§ Exercise description: In the listing below, count each line containing "color" and answer with the count only.

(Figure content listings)
################

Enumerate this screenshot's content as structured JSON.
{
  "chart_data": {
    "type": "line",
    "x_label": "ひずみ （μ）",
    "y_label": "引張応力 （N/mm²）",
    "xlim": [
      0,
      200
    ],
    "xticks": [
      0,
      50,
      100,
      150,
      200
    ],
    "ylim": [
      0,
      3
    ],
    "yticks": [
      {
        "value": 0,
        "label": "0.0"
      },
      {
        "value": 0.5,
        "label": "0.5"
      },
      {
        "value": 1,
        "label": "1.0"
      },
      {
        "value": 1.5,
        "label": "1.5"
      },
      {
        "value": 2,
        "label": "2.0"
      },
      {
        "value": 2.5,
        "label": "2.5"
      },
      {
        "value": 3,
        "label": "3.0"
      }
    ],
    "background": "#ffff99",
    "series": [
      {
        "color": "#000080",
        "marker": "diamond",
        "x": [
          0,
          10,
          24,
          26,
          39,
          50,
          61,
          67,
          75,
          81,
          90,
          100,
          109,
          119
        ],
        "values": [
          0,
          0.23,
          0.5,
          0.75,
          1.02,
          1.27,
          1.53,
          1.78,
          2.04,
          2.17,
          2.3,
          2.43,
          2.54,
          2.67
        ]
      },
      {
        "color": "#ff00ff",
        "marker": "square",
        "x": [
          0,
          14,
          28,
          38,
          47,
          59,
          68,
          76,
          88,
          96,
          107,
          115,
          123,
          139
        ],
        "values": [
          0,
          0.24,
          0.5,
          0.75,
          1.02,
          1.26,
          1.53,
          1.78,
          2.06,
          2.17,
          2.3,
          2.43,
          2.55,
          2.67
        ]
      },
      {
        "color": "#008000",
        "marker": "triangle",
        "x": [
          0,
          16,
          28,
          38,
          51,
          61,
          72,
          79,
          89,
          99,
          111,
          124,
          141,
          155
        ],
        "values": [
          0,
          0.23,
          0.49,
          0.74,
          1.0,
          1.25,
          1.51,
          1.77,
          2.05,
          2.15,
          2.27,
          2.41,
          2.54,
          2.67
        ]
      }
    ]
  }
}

################

§ Written answer: 3